■ Exercise brief:
Pick out each line in these entries that contains the string "Acreage".

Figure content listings
** begin **

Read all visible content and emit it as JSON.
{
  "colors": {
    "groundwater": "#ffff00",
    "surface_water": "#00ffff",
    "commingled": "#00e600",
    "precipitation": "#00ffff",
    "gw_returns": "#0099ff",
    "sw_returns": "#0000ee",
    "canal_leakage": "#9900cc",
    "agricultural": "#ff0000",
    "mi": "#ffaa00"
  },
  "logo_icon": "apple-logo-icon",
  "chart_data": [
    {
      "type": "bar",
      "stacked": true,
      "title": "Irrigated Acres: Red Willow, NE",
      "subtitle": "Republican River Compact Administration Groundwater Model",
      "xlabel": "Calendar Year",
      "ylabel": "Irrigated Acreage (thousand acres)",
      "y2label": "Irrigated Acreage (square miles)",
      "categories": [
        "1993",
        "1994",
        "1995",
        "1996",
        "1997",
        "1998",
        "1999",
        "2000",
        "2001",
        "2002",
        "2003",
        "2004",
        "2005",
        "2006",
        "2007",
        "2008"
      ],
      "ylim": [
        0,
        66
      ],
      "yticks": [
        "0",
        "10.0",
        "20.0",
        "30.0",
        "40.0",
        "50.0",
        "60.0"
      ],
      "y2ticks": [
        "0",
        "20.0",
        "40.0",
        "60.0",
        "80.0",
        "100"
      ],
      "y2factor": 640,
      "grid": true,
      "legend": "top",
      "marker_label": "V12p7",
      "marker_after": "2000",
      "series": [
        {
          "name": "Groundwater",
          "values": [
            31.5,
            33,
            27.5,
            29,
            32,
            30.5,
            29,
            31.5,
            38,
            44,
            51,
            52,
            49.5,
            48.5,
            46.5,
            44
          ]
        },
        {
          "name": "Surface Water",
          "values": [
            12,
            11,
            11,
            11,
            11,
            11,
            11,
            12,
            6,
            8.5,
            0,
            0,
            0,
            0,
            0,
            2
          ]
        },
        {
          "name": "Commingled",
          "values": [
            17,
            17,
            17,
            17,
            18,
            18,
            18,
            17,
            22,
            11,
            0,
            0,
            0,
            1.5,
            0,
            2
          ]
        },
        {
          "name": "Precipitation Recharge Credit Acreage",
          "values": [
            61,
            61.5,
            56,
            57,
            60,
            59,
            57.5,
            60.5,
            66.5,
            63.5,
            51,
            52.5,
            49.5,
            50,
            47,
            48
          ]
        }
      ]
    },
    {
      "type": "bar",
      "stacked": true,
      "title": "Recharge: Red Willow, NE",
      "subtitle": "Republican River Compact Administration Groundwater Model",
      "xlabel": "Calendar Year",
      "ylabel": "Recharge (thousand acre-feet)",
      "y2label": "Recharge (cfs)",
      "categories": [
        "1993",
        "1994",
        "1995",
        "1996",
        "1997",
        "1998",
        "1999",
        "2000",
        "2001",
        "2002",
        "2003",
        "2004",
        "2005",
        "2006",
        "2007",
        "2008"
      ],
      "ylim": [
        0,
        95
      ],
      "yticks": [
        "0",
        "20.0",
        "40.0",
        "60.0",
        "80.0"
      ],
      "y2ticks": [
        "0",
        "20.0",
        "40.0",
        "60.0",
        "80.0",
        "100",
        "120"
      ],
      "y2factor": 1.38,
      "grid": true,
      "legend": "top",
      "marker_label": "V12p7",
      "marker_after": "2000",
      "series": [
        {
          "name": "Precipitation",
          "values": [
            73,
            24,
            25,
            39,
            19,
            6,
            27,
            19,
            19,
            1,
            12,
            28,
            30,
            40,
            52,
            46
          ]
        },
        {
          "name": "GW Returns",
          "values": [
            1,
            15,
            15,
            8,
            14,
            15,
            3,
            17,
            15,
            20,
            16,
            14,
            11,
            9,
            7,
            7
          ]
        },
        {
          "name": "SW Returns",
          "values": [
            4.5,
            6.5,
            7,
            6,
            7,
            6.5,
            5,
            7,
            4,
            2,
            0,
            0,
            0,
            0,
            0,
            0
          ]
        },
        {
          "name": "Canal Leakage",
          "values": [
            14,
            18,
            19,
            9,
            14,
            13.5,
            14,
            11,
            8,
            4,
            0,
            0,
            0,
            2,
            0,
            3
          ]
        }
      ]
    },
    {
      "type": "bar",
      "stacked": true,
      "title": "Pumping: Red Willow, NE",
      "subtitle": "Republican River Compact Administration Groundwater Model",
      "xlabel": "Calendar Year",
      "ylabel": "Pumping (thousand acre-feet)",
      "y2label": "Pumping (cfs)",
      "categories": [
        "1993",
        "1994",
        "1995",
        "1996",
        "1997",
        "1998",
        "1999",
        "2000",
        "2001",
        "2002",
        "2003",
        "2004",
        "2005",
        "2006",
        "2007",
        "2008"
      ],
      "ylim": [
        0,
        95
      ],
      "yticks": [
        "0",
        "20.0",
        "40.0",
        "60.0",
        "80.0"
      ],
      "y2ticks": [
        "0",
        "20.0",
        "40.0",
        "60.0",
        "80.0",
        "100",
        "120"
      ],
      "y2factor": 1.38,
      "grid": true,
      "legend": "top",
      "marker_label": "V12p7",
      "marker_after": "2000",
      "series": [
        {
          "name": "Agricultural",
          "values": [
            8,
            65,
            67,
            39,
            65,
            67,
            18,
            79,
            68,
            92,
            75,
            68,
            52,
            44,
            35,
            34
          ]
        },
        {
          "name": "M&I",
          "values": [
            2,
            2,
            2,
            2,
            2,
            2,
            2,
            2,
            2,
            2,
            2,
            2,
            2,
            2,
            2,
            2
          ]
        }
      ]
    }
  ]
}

** end **

■ Result of this task:
      "ylabel": "Irrigated Acreage (thousand acres)",
      "y2label": "Irrigated Acreage (square miles)",
          "name": "Precipitation Recharge Credit Acreage",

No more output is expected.